— WHAT TO DO —
Reproduce all the entries precisely.

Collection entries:
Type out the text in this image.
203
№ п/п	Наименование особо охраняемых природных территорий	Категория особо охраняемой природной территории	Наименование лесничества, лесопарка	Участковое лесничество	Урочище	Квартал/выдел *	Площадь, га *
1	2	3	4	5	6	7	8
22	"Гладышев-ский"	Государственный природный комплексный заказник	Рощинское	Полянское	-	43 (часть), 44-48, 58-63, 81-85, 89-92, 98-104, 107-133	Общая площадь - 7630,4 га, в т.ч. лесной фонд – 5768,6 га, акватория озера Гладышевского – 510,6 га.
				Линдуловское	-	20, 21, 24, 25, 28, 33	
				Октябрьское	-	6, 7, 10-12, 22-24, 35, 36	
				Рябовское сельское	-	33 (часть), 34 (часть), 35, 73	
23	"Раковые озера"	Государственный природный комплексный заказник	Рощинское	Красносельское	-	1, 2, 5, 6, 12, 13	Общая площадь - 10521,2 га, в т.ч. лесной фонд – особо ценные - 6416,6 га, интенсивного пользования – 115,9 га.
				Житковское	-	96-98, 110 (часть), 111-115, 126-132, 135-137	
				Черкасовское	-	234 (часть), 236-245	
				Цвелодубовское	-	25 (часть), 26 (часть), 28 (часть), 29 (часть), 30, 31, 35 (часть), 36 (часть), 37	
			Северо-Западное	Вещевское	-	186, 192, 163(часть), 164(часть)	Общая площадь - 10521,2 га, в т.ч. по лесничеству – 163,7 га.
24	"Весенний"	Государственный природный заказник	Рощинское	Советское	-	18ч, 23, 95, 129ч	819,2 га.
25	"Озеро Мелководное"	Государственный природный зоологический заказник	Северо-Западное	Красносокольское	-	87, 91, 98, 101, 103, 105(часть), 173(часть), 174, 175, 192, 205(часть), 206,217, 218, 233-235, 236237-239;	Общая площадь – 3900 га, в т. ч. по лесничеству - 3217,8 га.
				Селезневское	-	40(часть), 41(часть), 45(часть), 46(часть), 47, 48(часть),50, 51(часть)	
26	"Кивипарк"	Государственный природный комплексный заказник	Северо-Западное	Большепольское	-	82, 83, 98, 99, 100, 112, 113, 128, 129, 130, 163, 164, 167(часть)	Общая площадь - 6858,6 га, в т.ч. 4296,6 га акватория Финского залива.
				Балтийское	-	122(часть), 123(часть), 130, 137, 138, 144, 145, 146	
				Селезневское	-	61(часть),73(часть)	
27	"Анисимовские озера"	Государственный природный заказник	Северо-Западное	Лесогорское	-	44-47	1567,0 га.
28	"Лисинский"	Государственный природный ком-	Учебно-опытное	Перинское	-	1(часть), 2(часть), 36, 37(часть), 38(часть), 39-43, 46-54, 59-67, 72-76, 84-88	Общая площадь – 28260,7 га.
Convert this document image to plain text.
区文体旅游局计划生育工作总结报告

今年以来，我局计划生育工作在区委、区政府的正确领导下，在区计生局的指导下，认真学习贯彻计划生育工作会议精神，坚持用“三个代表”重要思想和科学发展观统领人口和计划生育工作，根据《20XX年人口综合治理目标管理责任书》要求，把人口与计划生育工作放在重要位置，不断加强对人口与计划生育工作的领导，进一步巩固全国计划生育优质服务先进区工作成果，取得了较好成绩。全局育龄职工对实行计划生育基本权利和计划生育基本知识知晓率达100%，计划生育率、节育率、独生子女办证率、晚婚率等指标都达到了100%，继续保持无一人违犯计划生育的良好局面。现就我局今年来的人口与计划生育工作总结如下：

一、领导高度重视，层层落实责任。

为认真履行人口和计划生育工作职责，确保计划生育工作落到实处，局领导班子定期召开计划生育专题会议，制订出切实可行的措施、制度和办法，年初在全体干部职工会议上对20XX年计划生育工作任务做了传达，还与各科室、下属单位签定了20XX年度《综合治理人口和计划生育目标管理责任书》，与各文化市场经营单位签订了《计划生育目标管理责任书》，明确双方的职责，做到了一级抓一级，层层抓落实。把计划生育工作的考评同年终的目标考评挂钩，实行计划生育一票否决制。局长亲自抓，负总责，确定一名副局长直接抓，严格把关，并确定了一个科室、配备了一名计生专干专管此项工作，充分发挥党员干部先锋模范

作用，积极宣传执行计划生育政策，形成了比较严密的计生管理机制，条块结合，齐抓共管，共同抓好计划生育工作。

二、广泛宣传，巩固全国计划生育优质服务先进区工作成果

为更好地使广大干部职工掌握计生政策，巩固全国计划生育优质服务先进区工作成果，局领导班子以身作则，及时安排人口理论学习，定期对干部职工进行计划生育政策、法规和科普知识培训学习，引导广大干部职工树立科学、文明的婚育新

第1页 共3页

— ANSWER TO THIS TASK —
Type out the text in this image.
203
№ п/п	Наименование особо охраняемых природных территорий	Категория особо охраняемой природной территории	Наименование лесничества, лесопарка	Участковое лесничество	Урочище	Квартал/выдел *	Площадь, га *
1	2	3	4	5	6	7	8
22	"Гладышев-ский"	Государственный природный комплексный заказник	Рощинское	Полянское	-	43 (часть), 44-48, 58-63, 81-85, 89-92, 98-104, 107-133	Общая площадь - 7630,4 га, в т.ч. лесной фонд – 5768,6 га, акватория озера Гладышевского – 510,6 га.
				Линдуловское	-	20, 21, 24, 25, 28, 33	
				Октябрьское	-	6, 7, 10-12, 22-24, 35, 36	
				Рябовское сельское	-	33 (часть), 34 (часть), 35, 73	
23	"Раковые озера"	Государственный природный комплексный заказник	Рощинское	Красносельское	-	1, 2, 5, 6, 12, 13	Общая площадь - 10521,2 га, в т.ч. лесной фонд – особо ценные - 6416,6 га, интенсивного пользования – 115,9 га.
				Житковское	-	96-98, 110 (часть), 111-115, 126-132, 135-137	
				Черкасовское	-	234 (часть), 236-245	
				Цвелодубовское	-	25 (часть), 26 (часть), 28 (часть), 29 (часть), 30, 31, 35 (часть), 36 (часть), 37	
			Северо-Западное	Вещевское	-	186, 192, 163(часть), 164(часть)	Общая площадь - 10521,2 га, в т.ч. по лесничеству – 163,7 га.
24	"Весенний"	Государственный природный заказник	Рощинское	Советское	-	18ч, 23, 95, 129ч	819,2 га.
25	"Озеро Мелководное"	Государственный природный зоологический заказник	Северо-Западное	Красносокольское	-	87, 91, 98, 101, 103, 105(часть), 173(часть), 174, 175, 192, 205(часть), 206,217, 218, 233-235, 236237-239;	Общая площадь – 3900 га, в т. ч. по лесничеству - 3217,8 га.
				Селезневское	-	40(часть), 41(часть), 45(часть), 46(часть), 47, 48(часть),50, 51(часть)	
26	"Кивипарк"	Государственный природный комплексный заказник	Северо-Западное	Большепольское	-	82, 83, 98, 99, 100, 112, 113, 128, 129, 130, 163, 164, 167(часть)	Общая площадь - 6858,6 га, в т.ч. 4296,6 га акватория Финского залива.
				Балтийское	-	122(часть), 123(часть), 130, 137, 138, 144, 145, 146	
				Селезневское	-	61(часть),73(часть)	
27	"Анисимовские озера"	Государственный природный заказник	Северо-Западное	Лесогорское	-	44-47	1567,0 га.
28	"Лисинский"	Государственный природный ком-	Учебно-опытное	Перинское	-	1(часть), 2(часть), 36, 37(часть), 38(часть), 39-43, 46-54, 59-67, 72-76, 84-88	Общая площадь – 28260,7 га.
Convert this document image to plain text.
区文体旅游局计划生育工作总结报告

今年以来，我局计划生育工作在区委、区政府的正确领导下，在区计生局的指导下，认真学习贯彻计划生育工作会议精神，坚持用“三个代表”重要思想和科学发展观统领人口和计划生育工作，根据《20XX年人口综合治理目标管理责任书》要求，把人口与计划生育工作放在重要位置，不断加强对人口与计划生育工作的领导，进一步巩固全国计划生育优质服务先进区工作成果，取得了较好成绩。全局育龄职工对实行计划生育基本权利和计划生育基本知识知晓率达100%，计划生育率、节育率、独生子女办证率、晚婚率等指标都达到了100%，继续保持无一人违犯计划生育的良好局面。现就我局今年来的人口与计划生育工作总结如下：

一、领导高度重视，层层落实责任。

为认真履行人口和计划生育工作职责，确保计划生育工作落到实处，局领导班子定期召开计划生育专题会议，制订出切实可行的措施、制度和办法，年初在全体干部职工会议上对20XX年计划生育工作任务做了传达，还与各科室、下属单位签定了20XX年度《综合治理人口和计划生育目标管理责任书》，与各文化市场经营单位签订了《计划生育目标管理责任书》，明确双方的职责，做到了一级抓一级，层层抓落实。把计划生育工作的考评同年终的目标考评挂钩，实行计划生育一票否决制。局长亲自抓，负总责，确定一名副局长直接抓，严格把关，并确定了一个科室、配备了一名计生专干专管此项工作，充分发挥党员干部先锋模范

作用，积极宣传执行计划生育政策，形成了比较严密的计生管理机制，条块结合，齐抓共管，共同抓好计划生育工作。

二、广泛宣传，巩固全国计划生育优质服务先进区工作成果

为更好地使广大干部职工掌握计生政策，巩固全国计划生育优质服务先进区工作成果，局领导班子以身作则，及时安排人口理论学习，定期对干部职工进行计划生育政策、法规和科普知识培训学习，引导广大干部职工树立科学、文明的婚育新

第1页 共3页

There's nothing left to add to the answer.